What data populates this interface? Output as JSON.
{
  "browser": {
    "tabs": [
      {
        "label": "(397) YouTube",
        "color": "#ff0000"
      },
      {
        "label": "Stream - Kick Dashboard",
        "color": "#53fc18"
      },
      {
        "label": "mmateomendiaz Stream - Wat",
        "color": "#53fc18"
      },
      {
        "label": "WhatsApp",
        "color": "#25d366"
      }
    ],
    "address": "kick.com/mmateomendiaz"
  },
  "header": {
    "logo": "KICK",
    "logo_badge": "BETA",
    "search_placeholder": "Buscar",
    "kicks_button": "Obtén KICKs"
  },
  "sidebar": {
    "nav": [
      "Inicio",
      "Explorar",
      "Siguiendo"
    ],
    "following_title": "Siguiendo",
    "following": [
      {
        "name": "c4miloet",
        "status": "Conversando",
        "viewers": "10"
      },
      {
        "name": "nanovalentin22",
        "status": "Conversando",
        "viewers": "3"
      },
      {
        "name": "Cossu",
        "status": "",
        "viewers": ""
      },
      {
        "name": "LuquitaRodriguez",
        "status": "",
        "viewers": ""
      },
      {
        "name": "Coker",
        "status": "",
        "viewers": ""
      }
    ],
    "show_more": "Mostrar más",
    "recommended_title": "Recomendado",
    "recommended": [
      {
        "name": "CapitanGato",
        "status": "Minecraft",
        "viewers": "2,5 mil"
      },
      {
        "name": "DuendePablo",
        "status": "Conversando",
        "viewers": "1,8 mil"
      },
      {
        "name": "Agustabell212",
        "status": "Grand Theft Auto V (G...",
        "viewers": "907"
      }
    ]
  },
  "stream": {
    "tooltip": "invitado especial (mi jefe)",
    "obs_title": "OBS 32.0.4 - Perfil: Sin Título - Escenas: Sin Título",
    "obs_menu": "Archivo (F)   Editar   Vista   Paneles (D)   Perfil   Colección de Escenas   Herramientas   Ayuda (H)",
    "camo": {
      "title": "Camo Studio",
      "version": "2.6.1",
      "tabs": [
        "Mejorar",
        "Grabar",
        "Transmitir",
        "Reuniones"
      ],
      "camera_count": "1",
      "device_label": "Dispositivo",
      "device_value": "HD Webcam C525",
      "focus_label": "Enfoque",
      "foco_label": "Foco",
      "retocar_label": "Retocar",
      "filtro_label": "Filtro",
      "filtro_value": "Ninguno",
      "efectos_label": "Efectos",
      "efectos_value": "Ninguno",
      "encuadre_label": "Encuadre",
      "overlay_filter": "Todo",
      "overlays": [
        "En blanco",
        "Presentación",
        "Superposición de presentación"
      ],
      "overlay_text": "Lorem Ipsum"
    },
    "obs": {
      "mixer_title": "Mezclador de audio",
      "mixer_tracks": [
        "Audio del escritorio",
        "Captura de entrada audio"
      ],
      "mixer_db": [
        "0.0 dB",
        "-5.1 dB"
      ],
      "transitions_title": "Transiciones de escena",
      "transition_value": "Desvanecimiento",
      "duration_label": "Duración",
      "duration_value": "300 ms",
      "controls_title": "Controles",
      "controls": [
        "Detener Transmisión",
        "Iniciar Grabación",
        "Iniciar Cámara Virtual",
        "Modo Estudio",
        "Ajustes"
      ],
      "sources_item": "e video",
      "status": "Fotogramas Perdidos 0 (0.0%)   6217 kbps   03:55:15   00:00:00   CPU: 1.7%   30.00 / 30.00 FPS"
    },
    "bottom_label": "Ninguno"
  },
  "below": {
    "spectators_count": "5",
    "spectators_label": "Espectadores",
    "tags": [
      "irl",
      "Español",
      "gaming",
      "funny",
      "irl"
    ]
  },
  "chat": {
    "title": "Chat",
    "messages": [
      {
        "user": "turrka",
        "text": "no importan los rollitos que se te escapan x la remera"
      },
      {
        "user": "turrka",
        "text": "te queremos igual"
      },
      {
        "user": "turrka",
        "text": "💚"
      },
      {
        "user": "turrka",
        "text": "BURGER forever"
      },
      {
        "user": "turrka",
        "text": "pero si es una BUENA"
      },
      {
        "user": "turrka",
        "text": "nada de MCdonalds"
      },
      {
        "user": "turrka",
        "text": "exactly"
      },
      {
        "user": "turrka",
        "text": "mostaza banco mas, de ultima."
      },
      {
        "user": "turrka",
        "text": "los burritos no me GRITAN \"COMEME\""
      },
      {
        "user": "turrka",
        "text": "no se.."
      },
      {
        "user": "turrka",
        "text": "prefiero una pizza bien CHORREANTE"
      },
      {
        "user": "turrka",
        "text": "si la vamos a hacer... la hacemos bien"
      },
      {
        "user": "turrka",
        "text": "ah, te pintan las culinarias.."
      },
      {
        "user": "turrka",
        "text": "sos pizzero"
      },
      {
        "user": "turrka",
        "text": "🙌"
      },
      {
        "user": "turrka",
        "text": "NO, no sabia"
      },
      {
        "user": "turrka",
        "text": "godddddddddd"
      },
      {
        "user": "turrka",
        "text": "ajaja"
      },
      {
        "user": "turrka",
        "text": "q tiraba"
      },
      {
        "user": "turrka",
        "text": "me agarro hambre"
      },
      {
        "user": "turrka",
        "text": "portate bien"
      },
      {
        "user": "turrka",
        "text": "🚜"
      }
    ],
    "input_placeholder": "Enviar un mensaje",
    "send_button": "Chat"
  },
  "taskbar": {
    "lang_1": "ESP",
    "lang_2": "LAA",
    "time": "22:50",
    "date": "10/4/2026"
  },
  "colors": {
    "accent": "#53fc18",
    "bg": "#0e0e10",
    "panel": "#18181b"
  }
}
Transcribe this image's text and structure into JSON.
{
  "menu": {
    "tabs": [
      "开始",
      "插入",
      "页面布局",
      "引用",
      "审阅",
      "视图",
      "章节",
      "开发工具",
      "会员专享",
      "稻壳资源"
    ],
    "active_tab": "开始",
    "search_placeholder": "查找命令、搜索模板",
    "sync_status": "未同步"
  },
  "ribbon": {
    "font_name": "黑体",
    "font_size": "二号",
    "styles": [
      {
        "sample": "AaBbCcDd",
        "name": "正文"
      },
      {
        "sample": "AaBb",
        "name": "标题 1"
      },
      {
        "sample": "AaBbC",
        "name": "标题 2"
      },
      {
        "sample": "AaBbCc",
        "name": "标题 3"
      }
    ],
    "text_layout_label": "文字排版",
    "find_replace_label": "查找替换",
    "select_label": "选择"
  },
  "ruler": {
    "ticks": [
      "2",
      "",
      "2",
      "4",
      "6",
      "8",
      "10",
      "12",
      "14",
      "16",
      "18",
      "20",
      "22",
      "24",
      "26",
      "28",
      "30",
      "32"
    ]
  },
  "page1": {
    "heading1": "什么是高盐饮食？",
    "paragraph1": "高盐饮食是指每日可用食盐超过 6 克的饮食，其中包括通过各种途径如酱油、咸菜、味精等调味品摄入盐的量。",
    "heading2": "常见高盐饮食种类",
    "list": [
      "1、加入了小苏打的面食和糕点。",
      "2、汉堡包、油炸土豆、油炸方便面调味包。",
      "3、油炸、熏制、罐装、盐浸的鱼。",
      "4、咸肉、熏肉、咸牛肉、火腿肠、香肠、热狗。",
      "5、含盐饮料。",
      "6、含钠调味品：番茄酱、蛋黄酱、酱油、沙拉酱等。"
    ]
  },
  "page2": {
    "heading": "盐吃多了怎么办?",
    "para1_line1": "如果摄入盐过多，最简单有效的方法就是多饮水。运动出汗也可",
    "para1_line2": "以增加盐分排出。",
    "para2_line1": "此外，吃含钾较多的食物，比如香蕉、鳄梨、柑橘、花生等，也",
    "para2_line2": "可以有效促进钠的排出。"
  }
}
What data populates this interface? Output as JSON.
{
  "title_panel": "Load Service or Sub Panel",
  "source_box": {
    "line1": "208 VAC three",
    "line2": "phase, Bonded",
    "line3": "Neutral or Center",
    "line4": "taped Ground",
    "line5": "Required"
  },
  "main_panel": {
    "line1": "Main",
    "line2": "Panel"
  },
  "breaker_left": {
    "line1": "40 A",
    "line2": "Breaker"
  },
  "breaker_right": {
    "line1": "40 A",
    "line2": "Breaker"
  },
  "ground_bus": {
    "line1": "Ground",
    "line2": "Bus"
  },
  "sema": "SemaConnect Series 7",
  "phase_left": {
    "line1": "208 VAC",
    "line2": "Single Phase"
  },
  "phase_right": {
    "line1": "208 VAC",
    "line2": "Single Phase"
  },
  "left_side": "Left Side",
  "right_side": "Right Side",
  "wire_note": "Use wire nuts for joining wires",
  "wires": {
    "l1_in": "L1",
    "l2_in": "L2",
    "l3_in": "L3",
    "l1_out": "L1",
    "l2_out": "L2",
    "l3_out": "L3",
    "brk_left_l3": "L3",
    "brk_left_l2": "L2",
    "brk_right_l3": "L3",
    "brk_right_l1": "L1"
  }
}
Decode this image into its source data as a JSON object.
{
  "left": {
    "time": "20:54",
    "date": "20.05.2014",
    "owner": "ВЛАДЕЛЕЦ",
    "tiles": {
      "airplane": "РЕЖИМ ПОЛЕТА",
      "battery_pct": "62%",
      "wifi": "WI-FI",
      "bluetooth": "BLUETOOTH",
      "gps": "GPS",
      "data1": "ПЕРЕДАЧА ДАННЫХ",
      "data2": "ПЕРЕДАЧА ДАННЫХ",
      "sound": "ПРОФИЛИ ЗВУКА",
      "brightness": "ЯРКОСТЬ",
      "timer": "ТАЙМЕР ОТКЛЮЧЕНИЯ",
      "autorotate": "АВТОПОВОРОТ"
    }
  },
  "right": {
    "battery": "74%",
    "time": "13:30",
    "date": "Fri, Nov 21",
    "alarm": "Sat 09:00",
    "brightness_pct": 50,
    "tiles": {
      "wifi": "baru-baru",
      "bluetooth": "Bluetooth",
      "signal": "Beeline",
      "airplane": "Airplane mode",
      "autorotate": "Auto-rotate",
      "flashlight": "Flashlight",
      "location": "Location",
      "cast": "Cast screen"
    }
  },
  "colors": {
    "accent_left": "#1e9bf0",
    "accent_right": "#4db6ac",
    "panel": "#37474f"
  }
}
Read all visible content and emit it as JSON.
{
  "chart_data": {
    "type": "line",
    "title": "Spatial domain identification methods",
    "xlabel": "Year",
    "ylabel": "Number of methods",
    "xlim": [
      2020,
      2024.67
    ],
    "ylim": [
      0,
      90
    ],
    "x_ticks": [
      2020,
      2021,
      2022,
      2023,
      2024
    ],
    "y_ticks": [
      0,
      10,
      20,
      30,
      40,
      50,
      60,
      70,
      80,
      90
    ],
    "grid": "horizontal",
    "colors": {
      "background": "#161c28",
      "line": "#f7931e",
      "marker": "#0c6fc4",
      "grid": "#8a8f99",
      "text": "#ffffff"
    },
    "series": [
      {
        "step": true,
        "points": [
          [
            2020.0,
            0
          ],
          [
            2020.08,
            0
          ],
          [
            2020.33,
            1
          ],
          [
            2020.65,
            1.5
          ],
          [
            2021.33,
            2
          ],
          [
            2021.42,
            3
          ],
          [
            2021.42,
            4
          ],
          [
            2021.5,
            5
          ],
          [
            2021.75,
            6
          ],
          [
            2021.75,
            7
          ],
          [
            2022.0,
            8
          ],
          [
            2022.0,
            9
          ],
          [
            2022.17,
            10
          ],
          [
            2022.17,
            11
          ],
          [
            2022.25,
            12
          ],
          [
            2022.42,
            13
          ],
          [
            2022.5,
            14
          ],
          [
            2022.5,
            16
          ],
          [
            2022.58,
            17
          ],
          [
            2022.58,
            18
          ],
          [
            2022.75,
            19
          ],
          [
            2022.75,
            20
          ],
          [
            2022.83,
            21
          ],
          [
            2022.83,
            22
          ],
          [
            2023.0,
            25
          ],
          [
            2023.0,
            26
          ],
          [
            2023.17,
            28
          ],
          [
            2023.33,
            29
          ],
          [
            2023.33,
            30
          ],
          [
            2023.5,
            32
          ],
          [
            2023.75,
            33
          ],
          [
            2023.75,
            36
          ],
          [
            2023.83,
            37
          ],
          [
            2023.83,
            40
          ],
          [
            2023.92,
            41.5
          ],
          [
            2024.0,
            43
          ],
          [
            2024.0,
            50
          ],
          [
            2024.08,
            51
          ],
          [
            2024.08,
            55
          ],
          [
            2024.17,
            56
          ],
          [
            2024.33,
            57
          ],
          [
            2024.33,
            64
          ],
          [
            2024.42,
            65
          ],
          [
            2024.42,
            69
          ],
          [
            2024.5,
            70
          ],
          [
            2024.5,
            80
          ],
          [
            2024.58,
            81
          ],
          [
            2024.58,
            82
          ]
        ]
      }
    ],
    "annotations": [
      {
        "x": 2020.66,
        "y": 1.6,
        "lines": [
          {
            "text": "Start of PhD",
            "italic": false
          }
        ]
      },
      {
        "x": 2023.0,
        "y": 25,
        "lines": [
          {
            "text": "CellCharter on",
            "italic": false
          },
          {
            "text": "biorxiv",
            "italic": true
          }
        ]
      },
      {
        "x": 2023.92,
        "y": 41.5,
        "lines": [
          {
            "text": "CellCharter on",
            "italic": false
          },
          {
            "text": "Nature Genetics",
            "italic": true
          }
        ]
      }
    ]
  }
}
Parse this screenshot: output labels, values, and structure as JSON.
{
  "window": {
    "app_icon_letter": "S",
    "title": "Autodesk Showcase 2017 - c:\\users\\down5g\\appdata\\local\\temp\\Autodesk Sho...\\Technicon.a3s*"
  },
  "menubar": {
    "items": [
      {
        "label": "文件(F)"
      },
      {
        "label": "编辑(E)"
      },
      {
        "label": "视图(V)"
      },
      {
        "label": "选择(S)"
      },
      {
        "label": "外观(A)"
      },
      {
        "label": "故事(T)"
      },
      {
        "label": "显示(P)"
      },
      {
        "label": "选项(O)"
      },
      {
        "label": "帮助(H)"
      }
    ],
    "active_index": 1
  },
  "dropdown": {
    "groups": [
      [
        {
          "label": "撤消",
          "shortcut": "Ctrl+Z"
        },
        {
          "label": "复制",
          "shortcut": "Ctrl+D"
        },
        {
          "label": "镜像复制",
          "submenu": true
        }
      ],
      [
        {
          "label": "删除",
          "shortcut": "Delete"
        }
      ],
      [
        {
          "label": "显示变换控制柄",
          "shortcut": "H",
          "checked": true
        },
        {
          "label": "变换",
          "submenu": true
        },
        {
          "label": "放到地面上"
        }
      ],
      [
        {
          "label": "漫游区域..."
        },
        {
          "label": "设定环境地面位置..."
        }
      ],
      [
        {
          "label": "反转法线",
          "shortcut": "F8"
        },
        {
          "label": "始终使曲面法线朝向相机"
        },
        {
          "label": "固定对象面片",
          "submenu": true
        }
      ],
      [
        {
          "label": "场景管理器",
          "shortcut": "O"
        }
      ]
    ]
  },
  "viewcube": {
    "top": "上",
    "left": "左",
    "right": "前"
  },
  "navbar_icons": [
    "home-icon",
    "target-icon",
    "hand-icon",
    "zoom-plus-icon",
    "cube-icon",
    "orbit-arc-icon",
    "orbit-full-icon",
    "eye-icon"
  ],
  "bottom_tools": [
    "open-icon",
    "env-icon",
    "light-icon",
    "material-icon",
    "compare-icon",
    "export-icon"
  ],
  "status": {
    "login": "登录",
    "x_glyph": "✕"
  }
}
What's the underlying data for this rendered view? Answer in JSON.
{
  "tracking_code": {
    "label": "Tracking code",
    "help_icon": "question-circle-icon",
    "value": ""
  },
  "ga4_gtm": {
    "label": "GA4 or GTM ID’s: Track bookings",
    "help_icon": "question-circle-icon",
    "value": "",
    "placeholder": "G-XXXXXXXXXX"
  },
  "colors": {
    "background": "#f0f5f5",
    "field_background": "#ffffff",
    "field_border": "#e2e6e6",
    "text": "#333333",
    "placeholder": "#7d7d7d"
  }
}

================

- GIVEN INSTRUCTION
Reply with only the number of lines in the entries that contain the word "bien".

- RESULT
3